# Short exercise
Transcribe each line of the material as it is, and drop any picture.

# Available data

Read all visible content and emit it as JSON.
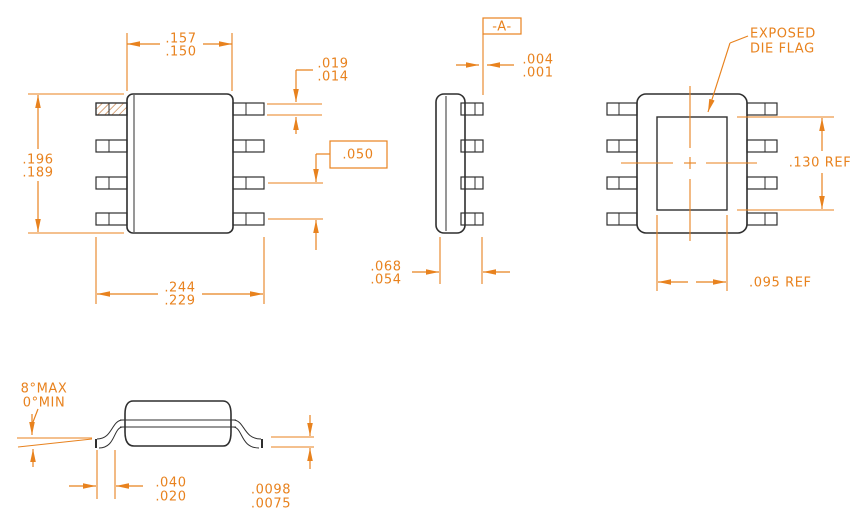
{
  "drawing": {
    "type": "mechanical-package-outline",
    "package_style": "8-lead small outline (SOIC) with exposed die flag",
    "colors": {
      "background": "#FFFFFF",
      "dimension": "#E8821E",
      "outline": "#2F2F2F",
      "pin1_hatch_fill": "#F6D7B5",
      "pin1_hatch_stroke": "#C0702E"
    },
    "views": {
      "top": {
        "dim_body_width_max": ".157",
        "dim_body_width_min": ".150",
        "dim_lead_width_max": ".019",
        "dim_lead_width_min": ".014",
        "dim_lead_pitch": ".050",
        "dim_body_length_max": ".196",
        "dim_body_length_min": ".189",
        "dim_span_max": ".244",
        "dim_span_min": ".229"
      },
      "end": {
        "datum": "-A-",
        "dim_tip_offset_max": ".004",
        "dim_tip_offset_min": ".001",
        "dim_thickness_max": ".068",
        "dim_thickness_min": ".054"
      },
      "bottom": {
        "callout_line1": "EXPOSED",
        "callout_line2": "DIE FLAG",
        "dim_pad_length": ".130 REF",
        "dim_pad_width": ".095 REF"
      },
      "side": {
        "lead_angle_max": "8°MAX",
        "lead_angle_min": "0°MIN",
        "dim_foot_max": ".040",
        "dim_foot_min": ".020",
        "dim_lead_thickness_max": ".0098",
        "dim_lead_thickness_min": ".0075"
      }
    }
  }
}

# Task output
Read all visible content and emit it as JSON.
{
  "drawing": {
    "type": "mechanical-package-outline",
    "package_style": "8-lead small outline (SOIC) with exposed die flag",
    "colors": {
      "background": "#FFFFFF",
      "dimension": "#E8821E",
      "outline": "#2F2F2F",
      "pin1_hatch_fill": "#F6D7B5",
      "pin1_hatch_stroke": "#C0702E"
    },
    "views": {
      "top": {
        "dim_body_width_max": ".157",
        "dim_body_width_min": ".150",
        "dim_lead_width_max": ".019",
        "dim_lead_width_min": ".014",
        "dim_lead_pitch": ".050",
        "dim_body_length_max": ".196",
        "dim_body_length_min": ".189",
        "dim_span_max": ".244",
        "dim_span_min": ".229"
      },
      "end": {
        "datum": "-A-",
        "dim_tip_offset_max": ".004",
        "dim_tip_offset_min": ".001",
        "dim_thickness_max": ".068",
        "dim_thickness_min": ".054"
      },
      "bottom": {
        "callout_line1": "EXPOSED",
        "callout_line2": "DIE FLAG",
        "dim_pad_length": ".130 REF",
        "dim_pad_width": ".095 REF"
      },
      "side": {
        "lead_angle_max": "8°MAX",
        "lead_angle_min": "0°MIN",
        "dim_foot_max": ".040",
        "dim_foot_min": ".020",
        "dim_lead_thickness_max": ".0098",
        "dim_lead_thickness_min": ".0075"
      }
    }
  }
}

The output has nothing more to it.